GIVEN PROBLEM
Can you output, character for character, the lines in the items below from the line with "346, 320, 354]" to the line with "411, 697, 418]", including both of those lines and nothing else?

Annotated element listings
—————

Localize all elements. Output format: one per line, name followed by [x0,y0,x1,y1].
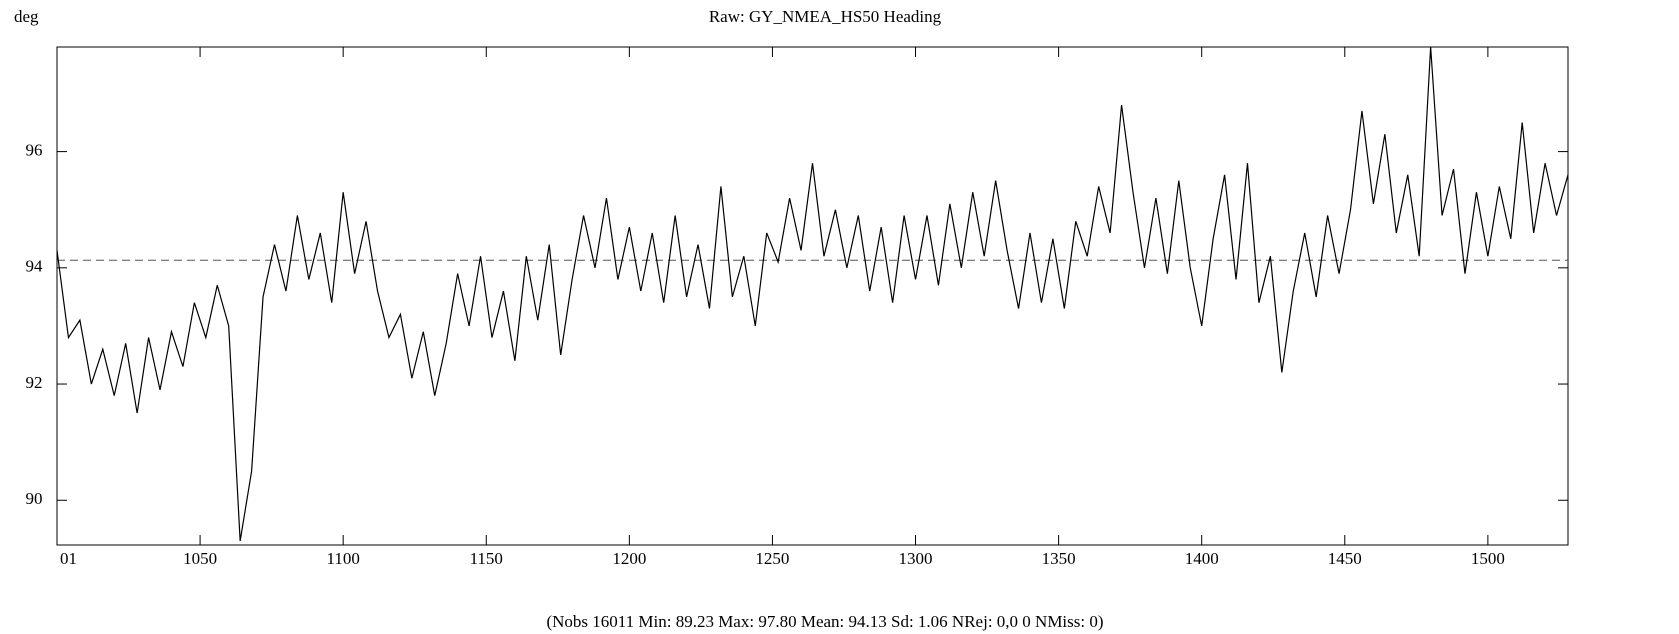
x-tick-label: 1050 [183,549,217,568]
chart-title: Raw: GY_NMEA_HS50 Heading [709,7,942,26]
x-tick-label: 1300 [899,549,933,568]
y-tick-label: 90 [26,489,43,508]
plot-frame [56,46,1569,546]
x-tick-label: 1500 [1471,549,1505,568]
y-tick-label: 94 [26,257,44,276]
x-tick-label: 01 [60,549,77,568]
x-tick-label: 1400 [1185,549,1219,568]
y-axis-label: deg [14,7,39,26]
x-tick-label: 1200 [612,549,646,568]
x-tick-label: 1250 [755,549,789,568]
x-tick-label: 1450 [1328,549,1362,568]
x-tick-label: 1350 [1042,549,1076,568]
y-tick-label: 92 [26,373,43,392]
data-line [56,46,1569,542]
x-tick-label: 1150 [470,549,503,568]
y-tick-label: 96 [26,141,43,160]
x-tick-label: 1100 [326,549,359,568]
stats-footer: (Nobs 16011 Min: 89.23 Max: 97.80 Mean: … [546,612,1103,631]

—————

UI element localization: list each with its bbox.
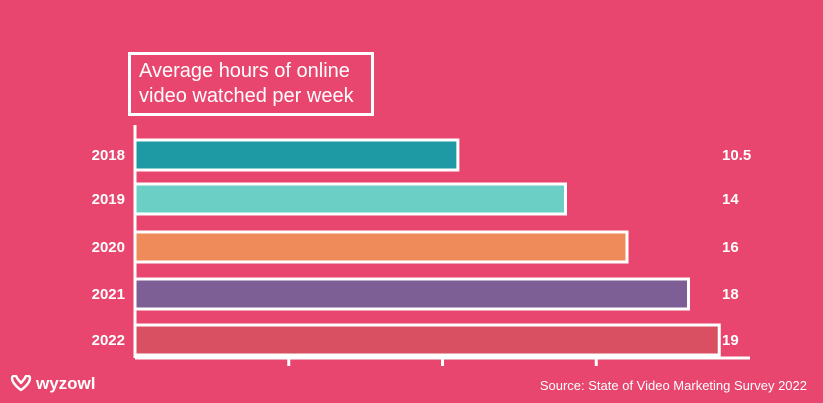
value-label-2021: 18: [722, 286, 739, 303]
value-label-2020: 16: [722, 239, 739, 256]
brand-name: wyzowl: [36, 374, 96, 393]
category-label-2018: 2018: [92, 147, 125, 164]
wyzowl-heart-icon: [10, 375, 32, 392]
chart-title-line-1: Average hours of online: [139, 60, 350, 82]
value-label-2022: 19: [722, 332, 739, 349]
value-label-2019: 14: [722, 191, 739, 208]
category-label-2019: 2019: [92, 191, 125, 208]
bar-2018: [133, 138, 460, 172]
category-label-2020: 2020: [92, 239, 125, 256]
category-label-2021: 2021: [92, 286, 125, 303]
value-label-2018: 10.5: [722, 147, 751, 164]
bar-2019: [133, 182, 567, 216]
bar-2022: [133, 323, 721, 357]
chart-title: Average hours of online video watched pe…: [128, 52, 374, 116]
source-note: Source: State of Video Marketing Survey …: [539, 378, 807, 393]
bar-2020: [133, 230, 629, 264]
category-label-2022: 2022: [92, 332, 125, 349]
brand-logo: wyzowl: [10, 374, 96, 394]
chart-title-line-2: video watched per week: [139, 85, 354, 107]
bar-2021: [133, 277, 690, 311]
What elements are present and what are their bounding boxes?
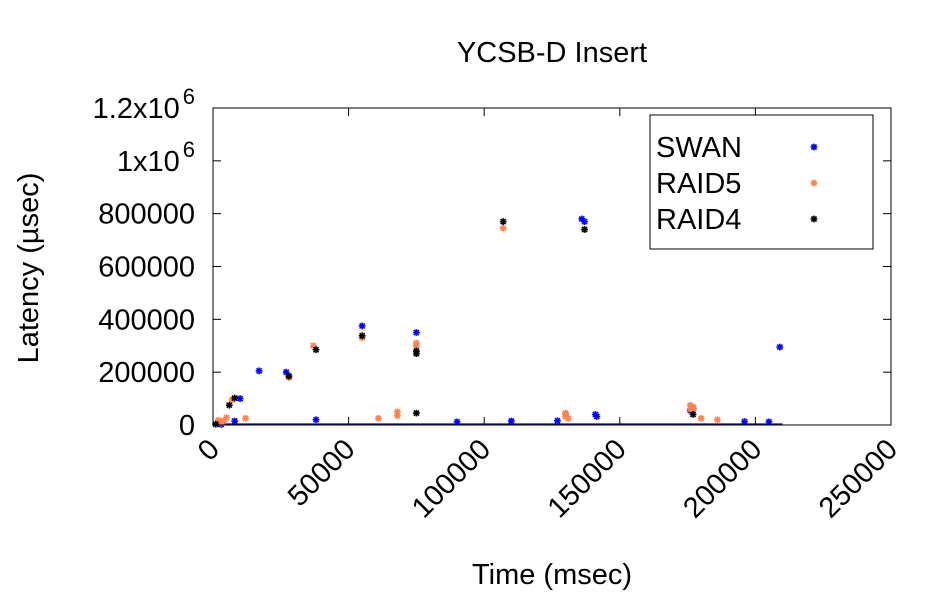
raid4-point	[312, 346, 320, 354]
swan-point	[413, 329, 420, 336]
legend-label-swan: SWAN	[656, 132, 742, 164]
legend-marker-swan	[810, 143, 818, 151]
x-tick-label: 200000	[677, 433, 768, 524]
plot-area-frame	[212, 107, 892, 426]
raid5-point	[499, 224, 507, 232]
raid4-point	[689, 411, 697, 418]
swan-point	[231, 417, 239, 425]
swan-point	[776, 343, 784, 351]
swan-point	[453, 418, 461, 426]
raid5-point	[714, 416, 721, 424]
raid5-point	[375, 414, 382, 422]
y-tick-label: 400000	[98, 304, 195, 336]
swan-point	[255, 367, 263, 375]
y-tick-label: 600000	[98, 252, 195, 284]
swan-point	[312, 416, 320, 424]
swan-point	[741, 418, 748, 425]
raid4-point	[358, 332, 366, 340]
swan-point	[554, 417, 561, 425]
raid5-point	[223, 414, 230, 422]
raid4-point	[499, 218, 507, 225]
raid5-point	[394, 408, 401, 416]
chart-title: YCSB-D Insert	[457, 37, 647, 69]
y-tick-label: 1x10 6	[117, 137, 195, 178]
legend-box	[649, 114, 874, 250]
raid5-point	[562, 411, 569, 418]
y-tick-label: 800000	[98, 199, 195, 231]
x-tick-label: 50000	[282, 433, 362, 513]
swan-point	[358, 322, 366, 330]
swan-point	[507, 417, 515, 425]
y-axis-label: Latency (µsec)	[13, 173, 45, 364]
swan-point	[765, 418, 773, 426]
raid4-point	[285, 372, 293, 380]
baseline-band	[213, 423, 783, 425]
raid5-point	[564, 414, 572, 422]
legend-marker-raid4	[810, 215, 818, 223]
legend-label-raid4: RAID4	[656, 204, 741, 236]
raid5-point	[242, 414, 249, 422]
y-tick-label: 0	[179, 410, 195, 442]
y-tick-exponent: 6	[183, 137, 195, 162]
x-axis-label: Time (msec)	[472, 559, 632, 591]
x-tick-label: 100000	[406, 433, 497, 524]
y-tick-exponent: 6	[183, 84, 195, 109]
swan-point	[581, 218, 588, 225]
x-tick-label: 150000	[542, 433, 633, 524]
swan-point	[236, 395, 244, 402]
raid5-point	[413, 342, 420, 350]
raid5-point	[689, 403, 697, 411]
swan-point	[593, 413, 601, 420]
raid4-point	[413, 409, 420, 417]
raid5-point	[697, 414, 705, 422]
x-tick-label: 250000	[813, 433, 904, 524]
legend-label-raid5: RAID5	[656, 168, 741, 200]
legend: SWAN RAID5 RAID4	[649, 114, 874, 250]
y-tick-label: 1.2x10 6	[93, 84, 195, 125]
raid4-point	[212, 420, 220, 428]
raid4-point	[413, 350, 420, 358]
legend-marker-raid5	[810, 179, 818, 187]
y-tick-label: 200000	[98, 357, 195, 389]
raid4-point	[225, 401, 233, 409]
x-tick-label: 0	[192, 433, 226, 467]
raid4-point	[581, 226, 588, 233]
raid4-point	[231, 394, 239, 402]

—————

COMPLETE ANSWER
raid4-point	[312, 346, 320, 354]
swan-point	[413, 329, 420, 336]
legend-label-swan: SWAN	[656, 132, 742, 164]
legend-marker-swan	[810, 143, 818, 151]
x-tick-label: 200000	[677, 433, 768, 524]
plot-area-frame	[212, 107, 892, 426]
raid5-point	[499, 224, 507, 232]
raid4-point	[689, 411, 697, 418]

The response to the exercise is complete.